*** Dataset excerpts ***

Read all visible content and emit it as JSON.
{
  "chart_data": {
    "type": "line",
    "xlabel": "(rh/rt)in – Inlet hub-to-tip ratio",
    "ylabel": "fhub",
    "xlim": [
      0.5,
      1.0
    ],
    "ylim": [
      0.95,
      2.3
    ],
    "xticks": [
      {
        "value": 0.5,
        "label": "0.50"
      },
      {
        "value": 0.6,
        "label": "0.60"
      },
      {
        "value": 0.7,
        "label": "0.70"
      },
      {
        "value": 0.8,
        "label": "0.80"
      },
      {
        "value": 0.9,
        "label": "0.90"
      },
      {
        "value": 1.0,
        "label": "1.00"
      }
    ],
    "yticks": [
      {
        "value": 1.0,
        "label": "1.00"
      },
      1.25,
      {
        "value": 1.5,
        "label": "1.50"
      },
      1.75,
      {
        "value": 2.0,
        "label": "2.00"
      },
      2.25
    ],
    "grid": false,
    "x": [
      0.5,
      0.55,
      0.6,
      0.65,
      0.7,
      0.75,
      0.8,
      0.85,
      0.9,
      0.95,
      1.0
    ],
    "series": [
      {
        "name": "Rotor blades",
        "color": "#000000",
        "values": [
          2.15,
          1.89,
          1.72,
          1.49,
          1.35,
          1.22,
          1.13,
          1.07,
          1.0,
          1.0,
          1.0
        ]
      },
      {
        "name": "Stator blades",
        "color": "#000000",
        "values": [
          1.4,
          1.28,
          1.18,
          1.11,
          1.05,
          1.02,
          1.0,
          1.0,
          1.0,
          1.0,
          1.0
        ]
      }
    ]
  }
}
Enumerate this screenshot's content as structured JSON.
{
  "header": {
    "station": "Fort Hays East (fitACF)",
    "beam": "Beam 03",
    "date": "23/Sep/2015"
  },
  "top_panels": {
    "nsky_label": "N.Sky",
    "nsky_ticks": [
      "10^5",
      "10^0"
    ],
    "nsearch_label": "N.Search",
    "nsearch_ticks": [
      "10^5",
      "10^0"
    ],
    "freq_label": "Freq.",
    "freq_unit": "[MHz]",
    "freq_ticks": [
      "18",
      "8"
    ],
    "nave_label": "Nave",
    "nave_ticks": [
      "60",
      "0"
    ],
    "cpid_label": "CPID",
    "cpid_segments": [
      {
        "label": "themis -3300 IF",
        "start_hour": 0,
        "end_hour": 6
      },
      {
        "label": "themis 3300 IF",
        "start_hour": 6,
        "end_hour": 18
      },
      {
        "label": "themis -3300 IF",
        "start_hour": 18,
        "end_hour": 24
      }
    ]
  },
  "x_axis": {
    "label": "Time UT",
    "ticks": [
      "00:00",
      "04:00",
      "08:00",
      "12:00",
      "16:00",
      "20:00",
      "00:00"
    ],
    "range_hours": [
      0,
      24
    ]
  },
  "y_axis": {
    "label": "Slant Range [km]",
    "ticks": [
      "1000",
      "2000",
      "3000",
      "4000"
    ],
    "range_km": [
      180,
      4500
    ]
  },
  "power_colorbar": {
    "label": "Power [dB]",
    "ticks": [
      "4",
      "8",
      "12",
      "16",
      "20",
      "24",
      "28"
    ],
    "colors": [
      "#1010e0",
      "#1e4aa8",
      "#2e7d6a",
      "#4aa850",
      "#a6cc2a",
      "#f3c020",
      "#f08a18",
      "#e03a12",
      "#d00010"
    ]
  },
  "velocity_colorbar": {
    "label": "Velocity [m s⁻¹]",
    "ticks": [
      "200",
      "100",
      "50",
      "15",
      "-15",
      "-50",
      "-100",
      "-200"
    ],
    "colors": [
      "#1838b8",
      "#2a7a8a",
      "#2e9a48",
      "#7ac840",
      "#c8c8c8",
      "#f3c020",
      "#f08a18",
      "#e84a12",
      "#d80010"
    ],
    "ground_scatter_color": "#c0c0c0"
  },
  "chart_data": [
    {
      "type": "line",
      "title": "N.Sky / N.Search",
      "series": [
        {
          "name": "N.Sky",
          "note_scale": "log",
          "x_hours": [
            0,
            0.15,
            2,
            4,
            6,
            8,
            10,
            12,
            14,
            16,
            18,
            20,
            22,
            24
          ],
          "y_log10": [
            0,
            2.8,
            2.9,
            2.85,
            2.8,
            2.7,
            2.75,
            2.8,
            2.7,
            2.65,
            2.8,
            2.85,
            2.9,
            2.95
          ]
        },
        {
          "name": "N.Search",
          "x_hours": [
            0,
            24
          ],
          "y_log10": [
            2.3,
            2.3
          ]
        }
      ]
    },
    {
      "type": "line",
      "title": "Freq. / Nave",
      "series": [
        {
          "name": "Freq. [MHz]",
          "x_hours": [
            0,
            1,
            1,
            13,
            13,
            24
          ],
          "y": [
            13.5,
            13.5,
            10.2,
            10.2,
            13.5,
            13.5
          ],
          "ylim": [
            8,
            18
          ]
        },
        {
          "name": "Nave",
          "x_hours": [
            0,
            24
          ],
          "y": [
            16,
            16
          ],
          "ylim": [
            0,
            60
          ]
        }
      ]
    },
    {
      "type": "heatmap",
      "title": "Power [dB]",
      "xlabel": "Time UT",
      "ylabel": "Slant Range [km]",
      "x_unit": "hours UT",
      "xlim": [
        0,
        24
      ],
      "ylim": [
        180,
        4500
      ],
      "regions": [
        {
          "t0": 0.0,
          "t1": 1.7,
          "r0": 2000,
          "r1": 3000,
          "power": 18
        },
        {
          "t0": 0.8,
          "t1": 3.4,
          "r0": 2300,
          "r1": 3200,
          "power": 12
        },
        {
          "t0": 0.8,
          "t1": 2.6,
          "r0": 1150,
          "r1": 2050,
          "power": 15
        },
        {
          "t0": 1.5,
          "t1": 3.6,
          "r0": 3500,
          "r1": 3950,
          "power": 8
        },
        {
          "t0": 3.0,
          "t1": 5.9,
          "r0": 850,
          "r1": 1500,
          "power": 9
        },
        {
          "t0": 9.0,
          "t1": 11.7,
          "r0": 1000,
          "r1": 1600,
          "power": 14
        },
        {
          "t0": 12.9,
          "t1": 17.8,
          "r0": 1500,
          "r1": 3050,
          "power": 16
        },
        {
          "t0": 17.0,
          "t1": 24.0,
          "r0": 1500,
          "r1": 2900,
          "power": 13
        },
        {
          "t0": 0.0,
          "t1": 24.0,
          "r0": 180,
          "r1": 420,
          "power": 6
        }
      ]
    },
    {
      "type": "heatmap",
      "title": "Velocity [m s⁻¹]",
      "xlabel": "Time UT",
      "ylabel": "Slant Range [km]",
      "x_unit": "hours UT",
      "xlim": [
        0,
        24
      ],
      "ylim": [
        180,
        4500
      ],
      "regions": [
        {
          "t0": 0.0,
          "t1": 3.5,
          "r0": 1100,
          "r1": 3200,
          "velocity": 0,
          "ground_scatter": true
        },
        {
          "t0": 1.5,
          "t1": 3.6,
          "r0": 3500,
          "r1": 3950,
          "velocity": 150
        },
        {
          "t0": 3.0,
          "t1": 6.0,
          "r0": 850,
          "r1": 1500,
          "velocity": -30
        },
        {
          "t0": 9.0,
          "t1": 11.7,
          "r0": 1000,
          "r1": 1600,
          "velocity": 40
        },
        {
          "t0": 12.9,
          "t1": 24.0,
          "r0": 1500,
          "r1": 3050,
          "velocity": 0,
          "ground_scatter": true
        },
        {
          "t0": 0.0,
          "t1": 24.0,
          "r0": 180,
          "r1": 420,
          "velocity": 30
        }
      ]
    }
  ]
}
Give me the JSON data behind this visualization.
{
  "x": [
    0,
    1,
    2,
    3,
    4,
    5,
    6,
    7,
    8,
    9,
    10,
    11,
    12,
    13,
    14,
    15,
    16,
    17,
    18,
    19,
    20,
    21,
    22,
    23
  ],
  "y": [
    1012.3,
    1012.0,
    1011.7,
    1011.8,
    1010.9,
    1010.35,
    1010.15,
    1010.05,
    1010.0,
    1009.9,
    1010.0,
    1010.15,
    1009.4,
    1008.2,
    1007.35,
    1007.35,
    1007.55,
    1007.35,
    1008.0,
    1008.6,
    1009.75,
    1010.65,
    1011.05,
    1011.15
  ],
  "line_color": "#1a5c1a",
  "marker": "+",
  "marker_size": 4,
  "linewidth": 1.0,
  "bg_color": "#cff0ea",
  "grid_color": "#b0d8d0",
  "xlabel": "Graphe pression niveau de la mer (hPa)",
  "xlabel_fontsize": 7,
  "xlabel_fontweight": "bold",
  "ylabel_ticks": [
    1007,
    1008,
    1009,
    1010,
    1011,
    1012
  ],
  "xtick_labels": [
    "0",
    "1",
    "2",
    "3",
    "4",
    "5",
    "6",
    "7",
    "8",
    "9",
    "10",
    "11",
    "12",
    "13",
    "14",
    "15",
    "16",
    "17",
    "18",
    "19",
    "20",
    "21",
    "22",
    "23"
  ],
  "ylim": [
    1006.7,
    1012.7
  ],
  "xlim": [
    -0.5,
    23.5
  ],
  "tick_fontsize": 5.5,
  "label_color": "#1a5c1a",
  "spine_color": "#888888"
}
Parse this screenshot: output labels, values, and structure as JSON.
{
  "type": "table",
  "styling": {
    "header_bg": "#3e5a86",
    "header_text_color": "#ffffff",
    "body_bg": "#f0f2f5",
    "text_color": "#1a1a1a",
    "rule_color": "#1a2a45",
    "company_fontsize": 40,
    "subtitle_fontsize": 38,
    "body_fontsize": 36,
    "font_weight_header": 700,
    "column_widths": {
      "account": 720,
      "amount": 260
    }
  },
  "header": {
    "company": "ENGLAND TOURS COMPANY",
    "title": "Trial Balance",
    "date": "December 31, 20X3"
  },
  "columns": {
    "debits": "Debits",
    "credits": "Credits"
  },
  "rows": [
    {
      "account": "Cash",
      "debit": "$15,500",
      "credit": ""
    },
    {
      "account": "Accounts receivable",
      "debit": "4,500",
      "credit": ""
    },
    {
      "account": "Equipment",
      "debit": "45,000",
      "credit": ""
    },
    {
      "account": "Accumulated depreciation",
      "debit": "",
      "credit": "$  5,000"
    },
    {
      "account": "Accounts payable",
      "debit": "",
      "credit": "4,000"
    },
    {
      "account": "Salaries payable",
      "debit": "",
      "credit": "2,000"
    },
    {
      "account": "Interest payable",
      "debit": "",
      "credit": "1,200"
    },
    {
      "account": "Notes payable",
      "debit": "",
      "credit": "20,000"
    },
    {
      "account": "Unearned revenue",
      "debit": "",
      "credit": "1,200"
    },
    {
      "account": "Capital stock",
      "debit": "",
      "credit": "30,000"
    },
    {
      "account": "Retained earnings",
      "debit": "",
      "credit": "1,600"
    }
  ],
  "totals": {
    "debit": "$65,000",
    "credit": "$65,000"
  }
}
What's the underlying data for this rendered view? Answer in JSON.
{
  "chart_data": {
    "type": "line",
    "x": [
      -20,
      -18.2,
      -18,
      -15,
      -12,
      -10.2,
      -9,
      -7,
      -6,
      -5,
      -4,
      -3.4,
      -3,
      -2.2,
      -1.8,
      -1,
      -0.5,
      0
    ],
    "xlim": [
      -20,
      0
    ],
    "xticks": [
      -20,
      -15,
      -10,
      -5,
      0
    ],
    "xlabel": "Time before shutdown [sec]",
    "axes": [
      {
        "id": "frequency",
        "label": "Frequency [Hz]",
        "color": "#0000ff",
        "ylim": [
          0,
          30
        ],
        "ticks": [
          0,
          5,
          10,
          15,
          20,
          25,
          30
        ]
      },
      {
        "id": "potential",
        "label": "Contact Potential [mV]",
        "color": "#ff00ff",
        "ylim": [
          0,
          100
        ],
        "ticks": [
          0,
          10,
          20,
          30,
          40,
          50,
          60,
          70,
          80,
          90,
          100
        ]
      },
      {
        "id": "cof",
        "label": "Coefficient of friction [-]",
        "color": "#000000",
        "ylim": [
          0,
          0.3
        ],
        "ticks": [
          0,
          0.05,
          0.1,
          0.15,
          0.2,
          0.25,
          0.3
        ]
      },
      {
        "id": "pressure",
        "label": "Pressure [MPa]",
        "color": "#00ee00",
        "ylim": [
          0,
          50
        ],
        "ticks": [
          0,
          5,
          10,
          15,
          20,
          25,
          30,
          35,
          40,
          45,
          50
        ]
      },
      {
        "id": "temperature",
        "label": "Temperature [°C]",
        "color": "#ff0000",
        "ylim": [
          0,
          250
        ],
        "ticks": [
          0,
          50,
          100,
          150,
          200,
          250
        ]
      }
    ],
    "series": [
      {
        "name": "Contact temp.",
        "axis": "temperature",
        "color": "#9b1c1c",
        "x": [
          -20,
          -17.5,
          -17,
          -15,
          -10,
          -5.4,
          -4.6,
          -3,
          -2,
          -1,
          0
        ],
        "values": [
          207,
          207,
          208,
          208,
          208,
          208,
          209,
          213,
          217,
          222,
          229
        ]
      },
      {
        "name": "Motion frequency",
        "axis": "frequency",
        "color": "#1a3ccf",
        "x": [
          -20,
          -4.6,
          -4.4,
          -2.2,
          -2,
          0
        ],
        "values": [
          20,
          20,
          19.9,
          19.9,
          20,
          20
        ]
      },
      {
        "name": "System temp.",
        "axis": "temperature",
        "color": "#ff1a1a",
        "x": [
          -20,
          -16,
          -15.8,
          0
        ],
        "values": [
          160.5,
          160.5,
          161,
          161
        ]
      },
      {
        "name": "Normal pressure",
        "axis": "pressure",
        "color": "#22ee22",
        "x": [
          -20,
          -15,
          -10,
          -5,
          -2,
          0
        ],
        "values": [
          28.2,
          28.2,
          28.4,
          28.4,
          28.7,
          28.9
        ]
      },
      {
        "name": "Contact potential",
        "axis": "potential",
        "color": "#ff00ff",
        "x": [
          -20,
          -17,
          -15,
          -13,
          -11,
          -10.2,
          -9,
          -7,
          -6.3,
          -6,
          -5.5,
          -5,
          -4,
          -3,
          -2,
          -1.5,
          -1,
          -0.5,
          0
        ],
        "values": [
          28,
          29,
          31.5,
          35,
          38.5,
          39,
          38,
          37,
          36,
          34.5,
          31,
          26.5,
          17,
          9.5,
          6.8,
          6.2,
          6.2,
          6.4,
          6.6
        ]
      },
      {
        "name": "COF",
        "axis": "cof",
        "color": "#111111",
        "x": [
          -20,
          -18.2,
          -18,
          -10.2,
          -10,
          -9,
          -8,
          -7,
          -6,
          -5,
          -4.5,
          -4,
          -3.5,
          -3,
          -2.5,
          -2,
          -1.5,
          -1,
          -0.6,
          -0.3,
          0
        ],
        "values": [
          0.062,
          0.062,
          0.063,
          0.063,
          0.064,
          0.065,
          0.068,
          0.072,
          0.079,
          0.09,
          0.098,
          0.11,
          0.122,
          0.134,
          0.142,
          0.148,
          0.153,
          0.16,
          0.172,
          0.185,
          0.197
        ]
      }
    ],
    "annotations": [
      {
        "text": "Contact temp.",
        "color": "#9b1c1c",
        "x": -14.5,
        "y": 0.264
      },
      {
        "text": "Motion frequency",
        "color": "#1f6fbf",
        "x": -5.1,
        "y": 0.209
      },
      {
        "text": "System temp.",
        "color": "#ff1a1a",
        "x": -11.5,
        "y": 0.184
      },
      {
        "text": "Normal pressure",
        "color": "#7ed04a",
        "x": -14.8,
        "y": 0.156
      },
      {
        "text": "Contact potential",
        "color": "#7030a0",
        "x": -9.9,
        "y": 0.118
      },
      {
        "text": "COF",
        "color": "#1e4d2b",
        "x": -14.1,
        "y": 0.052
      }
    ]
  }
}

***

Where a line above contains the string "JSON", copy that line.

Read all visible content and emit it as JSON.
Enumerate this screenshot's content as structured JSON.
Give me the JSON data behind this visualization.
Parse this screenshot: output labels, values, and structure as JSON.
What's the underlying data for this rendered view? Answer in JSON.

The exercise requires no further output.